## Set task:
In the records that follow, locate every line with "name" and extract it.

## Material to process:
_ _ _ _ _

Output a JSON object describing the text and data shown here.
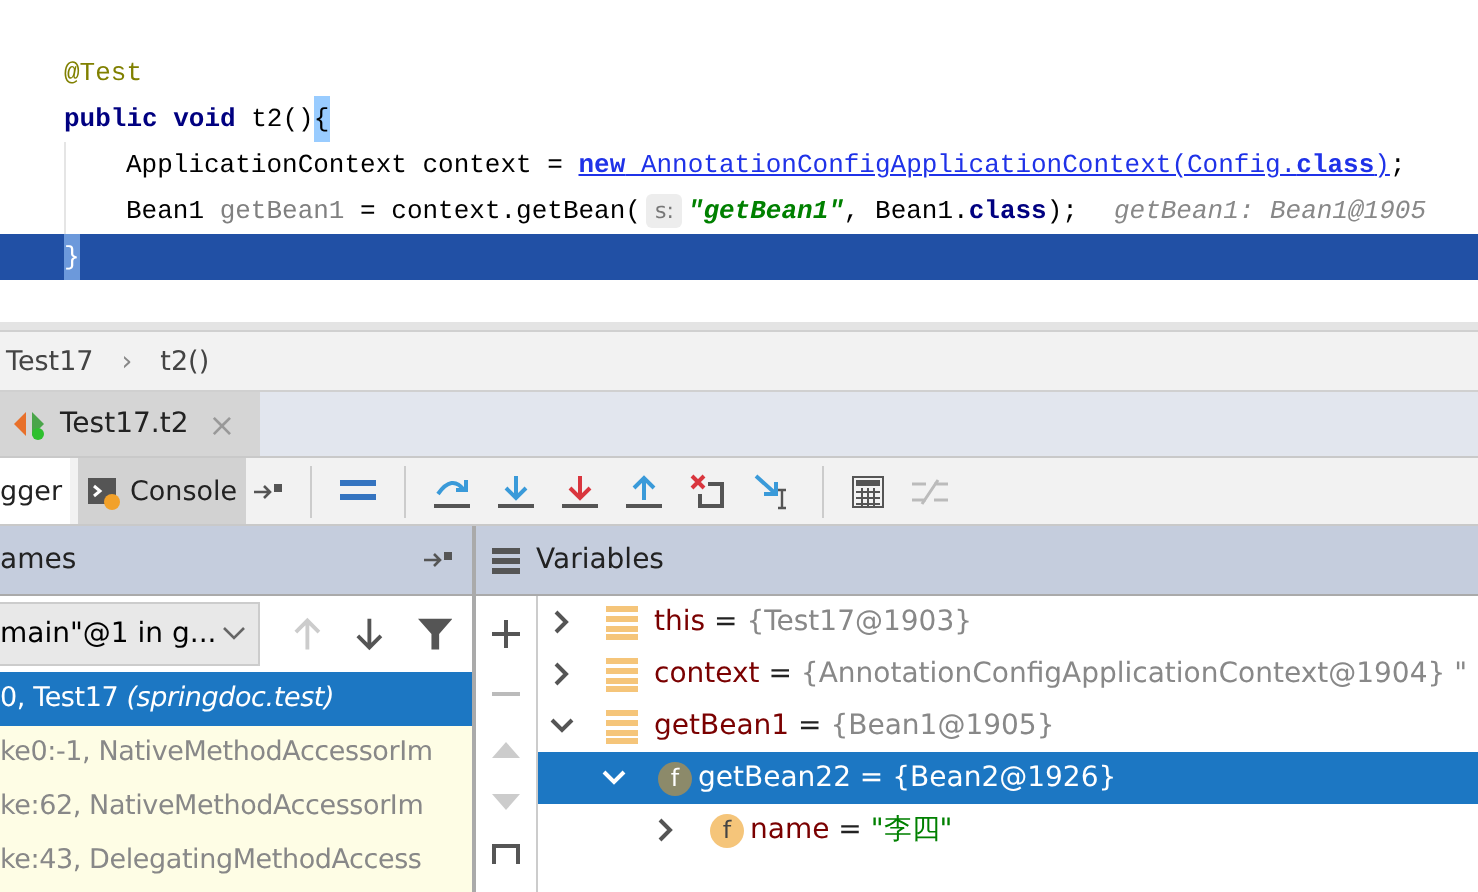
{
  "code": {
    "lines": [
      {
        "kind": "top",
        "selected": false,
        "tokens": [
          {
            "kind": "annotation",
            "text": "@Test"
          }
        ]
      },
      {
        "kind": "top",
        "selected": false,
        "tokens": [
          {
            "kind": "keyword",
            "text": "public void"
          },
          {
            "kind": "plain",
            "text": " t2()"
          },
          {
            "kind": "brace_match",
            "text": "{"
          }
        ]
      },
      {
        "kind": "body",
        "selected": false,
        "tokens": [
          {
            "kind": "plain",
            "text": "ApplicationContext context = "
          },
          {
            "kind": "link_keyword",
            "text": "new"
          },
          {
            "kind": "link",
            "text": " AnnotationConfigApplicationContext(Config."
          },
          {
            "kind": "link_keyword",
            "text": "class"
          },
          {
            "kind": "link",
            "text": ")"
          },
          {
            "kind": "plain",
            "text": ";"
          }
        ]
      },
      {
        "kind": "body",
        "selected": false,
        "tokens": [
          {
            "kind": "plain",
            "text": "Bean1 "
          },
          {
            "kind": "unused",
            "text": "getBean1"
          },
          {
            "kind": "plain",
            "text": " = context.getBean("
          },
          {
            "kind": "param_hint",
            "text": "s:"
          },
          {
            "kind": "string",
            "text": "\"getBean1\""
          },
          {
            "kind": "plain",
            "text": ", Bean1."
          },
          {
            "kind": "keyword",
            "text": "class"
          },
          {
            "kind": "plain",
            "text": ");"
          },
          {
            "kind": "inline_value",
            "text": "getBean1: Bean1@1905"
          }
        ]
      },
      {
        "kind": "top",
        "selected": true,
        "tokens": [
          {
            "kind": "brace_match",
            "text": "}"
          }
        ]
      }
    ]
  },
  "breadcrumb": [
    "Test17",
    "t2()"
  ],
  "separator": "›",
  "session_tab": {
    "label": "Test17.t2",
    "close": "×"
  },
  "tool_tabs": [
    {
      "label": "gger",
      "selected": true
    },
    {
      "label": "Console",
      "selected": false
    }
  ],
  "frames": {
    "title": "ames",
    "thread": "main\"@1 in g...",
    "items": [
      {
        "text": "0, Test17 *(springdoc.test)*",
        "selected": true
      },
      {
        "text": "ke0:-1, NativeMethodAccessorIm",
        "selected": false
      },
      {
        "text": "ke:62, NativeMethodAccessorIm",
        "selected": false
      },
      {
        "text": "ke:43, DelegatingMethodAccess",
        "selected": false
      }
    ]
  },
  "variables": {
    "title": "Variables",
    "assign": "=",
    "items": [
      {
        "kind": "local",
        "name": "this",
        "value": "{Test17@1903}",
        "color": "#888888",
        "expanded": false,
        "selected": false
      },
      {
        "kind": "local",
        "name": "context",
        "value": "{AnnotationConfigApplicationContext@1904} \"",
        "color": "#888888",
        "expanded": false,
        "selected": false
      },
      {
        "kind": "local",
        "name": "getBean1",
        "value": "{Bean1@1905}",
        "color": "#888888",
        "expanded": true,
        "selected": false,
        "children": [
          {
            "kind": "field",
            "icon_text": "f",
            "name": "getBean22",
            "value": "{Bean2@1926}",
            "color": "#ffffff",
            "expanded": true,
            "selected": true,
            "children": [
              {
                "kind": "field",
                "icon_text": "f",
                "name": "name",
                "value": "\"李四\"",
                "color": "#008000",
                "expanded": false,
                "selected": false
              }
            ]
          }
        ]
      }
    ]
  }
}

_ _ _ _ _

## Written solution:
        "name": "this",
        "name": "context",
        "name": "getBean1",
            "name": "getBean22",
                "name": "name",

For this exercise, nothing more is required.